Items from a data source
* * *

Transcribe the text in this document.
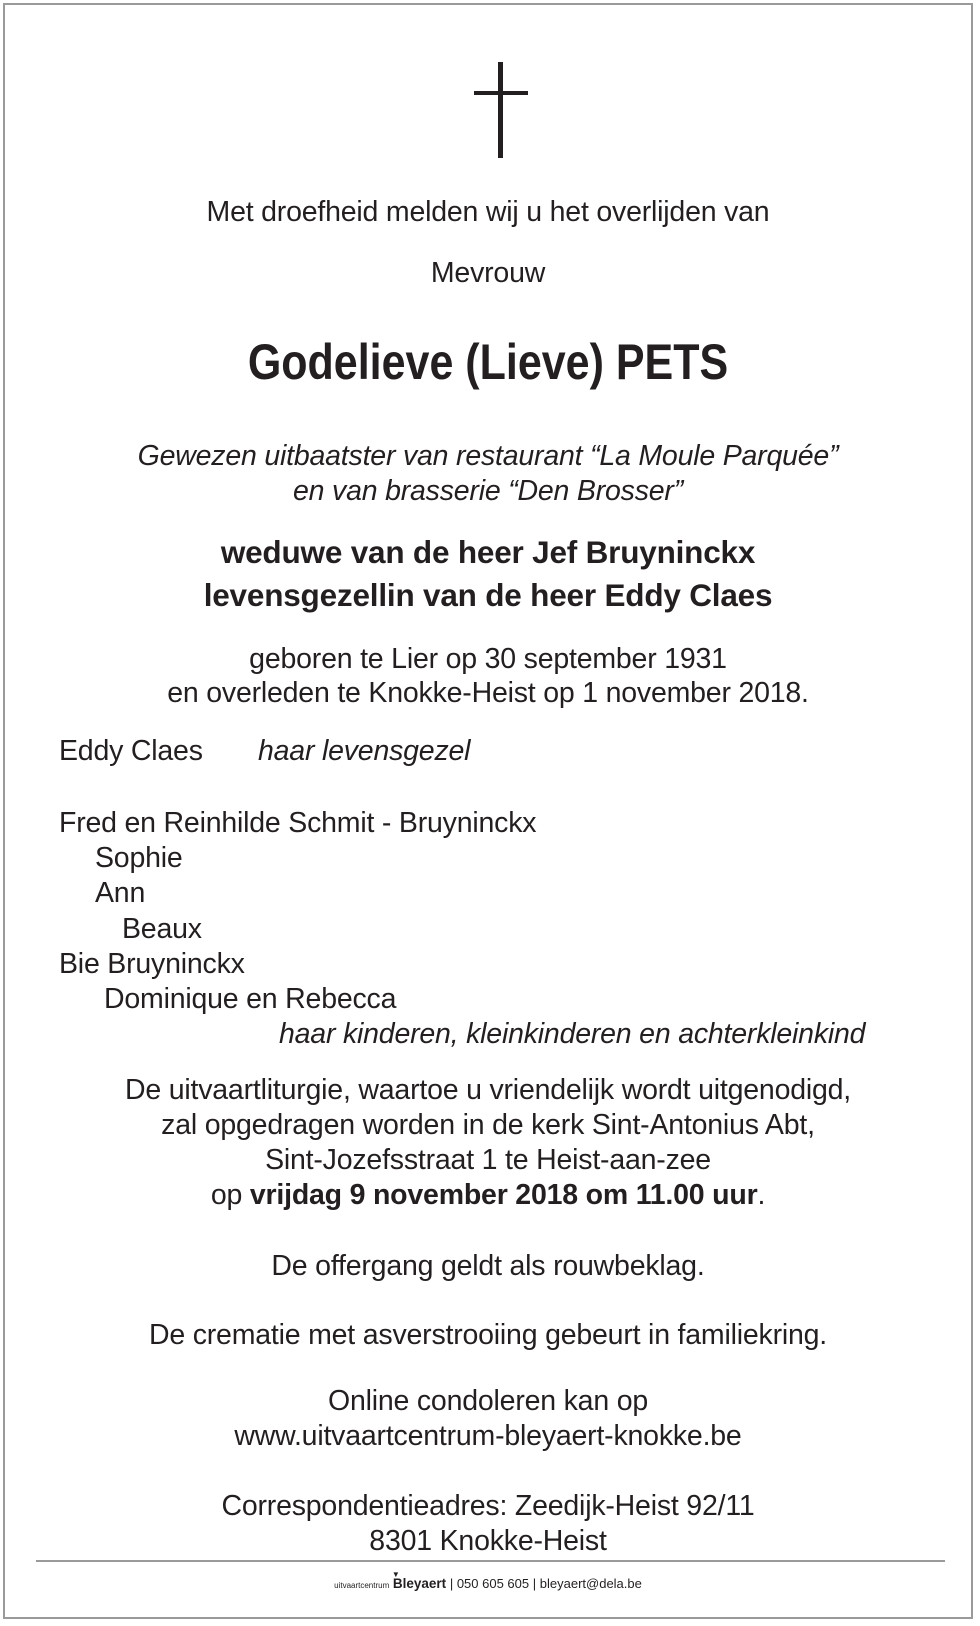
Met droefheid melden wij u het overlijden van
Mevrouw
Godelieve (Lieve) PETS
Gewezen uitbaatster van restaurant “La Moule Parquée”
en van brasserie “Den Brosser”
weduwe van de heer Jef Bruyninckx
levensgezellin van de heer Eddy Claes
geboren te Lier op 30 september 1931
en overleden te Knokke-Heist op 1 november 2018.
Eddy Claes haar levensgezel
Fred en Reinhilde Schmit - Bruyninckx
Sophie
Ann
Beaux
Bie Bruyninckx
Dominique en Rebecca
haar kinderen, kleinkinderen en achterkleinkind
De uitvaartliturgie, waartoe u vriendelijk wordt uitgenodigd,
zal opgedragen worden in de kerk Sint-Antonius Abt,
Sint-Jozefsstraat 1 te Heist-aan-zee
op vrijdag 9 november 2018 om 11.00 uur.
De offergang geldt als rouwbeklag.
De crematie met asverstrooiing gebeurt in familiekring.
Online condoleren kan op
www.uitvaartcentrum-bleyaert-knokke.be
Correspondentieadres: Zeedijk-Heist 92/11
8301 Knokke-Heist
uitvaartcentrum
▼
Bleyaert | 050 605 605 | bleyaert@dela.be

* * *

◆ TASK OBJECTIVE: Repeat the data exactly, dropping every picture it holds.

◆ EXERCISE RESPONSE:
Transcribe the text in this document.
Met droefheid melden wij u het overlijden van
Mevrouw
Godelieve (Lieve) PETS
Gewezen uitbaatster van restaurant “La Moule Parquée”
en van brasserie “Den Brosser”
weduwe van de heer Jef Bruyninckx
levensgezellin van de heer Eddy Claes
geboren te Lier op 30 september 1931
en overleden te Knokke-Heist op 1 november 2018.
Eddy Claes haar levensgezel
Fred en Reinhilde Schmit - Bruyninckx
Sophie
Ann
Beaux
Bie Bruyninckx
Dominique en Rebecca
haar kinderen, kleinkinderen en achterkleinkind
De uitvaartliturgie, waartoe u vriendelijk wordt uitgenodigd,
zal opgedragen worden in de kerk Sint-Antonius Abt,
Sint-Jozefsstraat 1 te Heist-aan-zee
op vrijdag 9 november 2018 om 11.00 uur.
De offergang geldt als rouwbeklag.
De crematie met asverstrooiing gebeurt in familiekring.
Online condoleren kan op
www.uitvaartcentrum-bleyaert-knokke.be
Correspondentieadres: Zeedijk-Heist 92/11
8301 Knokke-Heist
uitvaartcentrum
▼
Bleyaert | 050 605 605 | bleyaert@dela.be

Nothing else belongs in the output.